PROBLEM TO WORK ON: The listing below is to be output in its exact form.

GIVEN INFORMATION:

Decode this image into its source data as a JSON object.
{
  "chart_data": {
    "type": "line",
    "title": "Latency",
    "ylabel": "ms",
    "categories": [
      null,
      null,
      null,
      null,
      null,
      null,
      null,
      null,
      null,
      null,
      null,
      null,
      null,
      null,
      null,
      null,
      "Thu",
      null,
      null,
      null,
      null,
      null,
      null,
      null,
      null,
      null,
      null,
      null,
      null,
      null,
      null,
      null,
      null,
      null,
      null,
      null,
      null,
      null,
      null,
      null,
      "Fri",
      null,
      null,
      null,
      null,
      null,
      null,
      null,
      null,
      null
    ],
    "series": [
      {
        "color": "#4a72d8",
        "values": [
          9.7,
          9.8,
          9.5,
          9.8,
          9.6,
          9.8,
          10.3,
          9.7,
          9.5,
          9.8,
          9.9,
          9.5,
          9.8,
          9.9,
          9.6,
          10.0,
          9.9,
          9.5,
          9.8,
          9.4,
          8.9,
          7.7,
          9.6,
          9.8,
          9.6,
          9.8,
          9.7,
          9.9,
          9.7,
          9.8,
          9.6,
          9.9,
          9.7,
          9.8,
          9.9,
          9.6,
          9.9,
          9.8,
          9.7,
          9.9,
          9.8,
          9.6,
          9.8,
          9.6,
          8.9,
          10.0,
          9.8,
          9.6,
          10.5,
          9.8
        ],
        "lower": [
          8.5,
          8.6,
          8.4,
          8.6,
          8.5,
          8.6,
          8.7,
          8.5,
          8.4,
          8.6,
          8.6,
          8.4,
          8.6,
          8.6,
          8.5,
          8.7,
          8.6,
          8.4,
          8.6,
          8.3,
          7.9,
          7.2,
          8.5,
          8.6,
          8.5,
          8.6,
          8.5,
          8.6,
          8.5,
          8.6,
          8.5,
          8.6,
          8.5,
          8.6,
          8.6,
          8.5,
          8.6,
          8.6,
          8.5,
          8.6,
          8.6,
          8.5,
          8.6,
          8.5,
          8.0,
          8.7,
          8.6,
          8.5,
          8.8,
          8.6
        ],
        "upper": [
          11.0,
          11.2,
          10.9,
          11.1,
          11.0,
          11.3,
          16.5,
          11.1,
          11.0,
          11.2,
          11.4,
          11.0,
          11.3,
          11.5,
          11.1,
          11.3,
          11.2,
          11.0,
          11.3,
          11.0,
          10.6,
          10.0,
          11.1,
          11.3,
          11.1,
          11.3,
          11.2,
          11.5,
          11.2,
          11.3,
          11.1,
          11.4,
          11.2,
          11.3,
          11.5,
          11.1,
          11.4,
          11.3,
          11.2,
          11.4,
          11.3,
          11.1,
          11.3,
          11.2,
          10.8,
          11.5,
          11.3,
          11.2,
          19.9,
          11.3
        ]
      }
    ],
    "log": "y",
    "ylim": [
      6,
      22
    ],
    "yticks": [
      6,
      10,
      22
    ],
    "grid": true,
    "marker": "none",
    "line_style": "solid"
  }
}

SOLUTION TO THIS EXERCISE:
Decode this image into its source data as a JSON object.
{
  "chart_data": {
    "type": "line",
    "title": "Latency",
    "ylabel": "ms",
    "categories": [
      null,
      null,
      null,
      null,
      null,
      null,
      null,
      null,
      null,
      null,
      null,
      null,
      null,
      null,
      null,
      null,
      "Thu",
      null,
      null,
      null,
      null,
      null,
      null,
      null,
      null,
      null,
      null,
      null,
      null,
      null,
      null,
      null,
      null,
      null,
      null,
      null,
      null,
      null,
      null,
      null,
      "Fri",
      null,
      null,
      null,
      null,
      null,
      null,
      null,
      null,
      null
    ],
    "series": [
      {
        "color": "#4a72d8",
        "values": [
          9.7,
          9.8,
          9.5,
          9.8,
          9.6,
          9.8,
          10.3,
          9.7,
          9.5,
          9.8,
          9.9,
          9.5,
          9.8,
          9.9,
          9.6,
          10.0,
          9.9,
          9.5,
          9.8,
          9.4,
          8.9,
          7.7,
          9.6,
          9.8,
          9.6,
          9.8,
          9.7,
          9.9,
          9.7,
          9.8,
          9.6,
          9.9,
          9.7,
          9.8,
          9.9,
          9.6,
          9.9,
          9.8,
          9.7,
          9.9,
          9.8,
          9.6,
          9.8,
          9.6,
          8.9,
          10.0,
          9.8,
          9.6,
          10.5,
          9.8
        ],
        "lower": [
          8.5,
          8.6,
          8.4,
          8.6,
          8.5,
          8.6,
          8.7,
          8.5,
          8.4,
          8.6,
          8.6,
          8.4,
          8.6,
          8.6,
          8.5,
          8.7,
          8.6,
          8.4,
          8.6,
          8.3,
          7.9,
          7.2,
          8.5,
          8.6,
          8.5,
          8.6,
          8.5,
          8.6,
          8.5,
          8.6,
          8.5,
          8.6,
          8.5,
          8.6,
          8.6,
          8.5,
          8.6,
          8.6,
          8.5,
          8.6,
          8.6,
          8.5,
          8.6,
          8.5,
          8.0,
          8.7,
          8.6,
          8.5,
          8.8,
          8.6
        ],
        "upper": [
          11.0,
          11.2,
          10.9,
          11.1,
          11.0,
          11.3,
          16.5,
          11.1,
          11.0,
          11.2,
          11.4,
          11.0,
          11.3,
          11.5,
          11.1,
          11.3,
          11.2,
          11.0,
          11.3,
          11.0,
          10.6,
          10.0,
          11.1,
          11.3,
          11.1,
          11.3,
          11.2,
          11.5,
          11.2,
          11.3,
          11.1,
          11.4,
          11.2,
          11.3,
          11.5,
          11.1,
          11.4,
          11.3,
          11.2,
          11.4,
          11.3,
          11.1,
          11.3,
          11.2,
          10.8,
          11.5,
          11.3,
          11.2,
          19.9,
          11.3
        ]
      }
    ],
    "log": "y",
    "ylim": [
      6,
      22
    ],
    "yticks": [
      6,
      10,
      22
    ],
    "grid": true,
    "marker": "none",
    "line_style": "solid"
  }
}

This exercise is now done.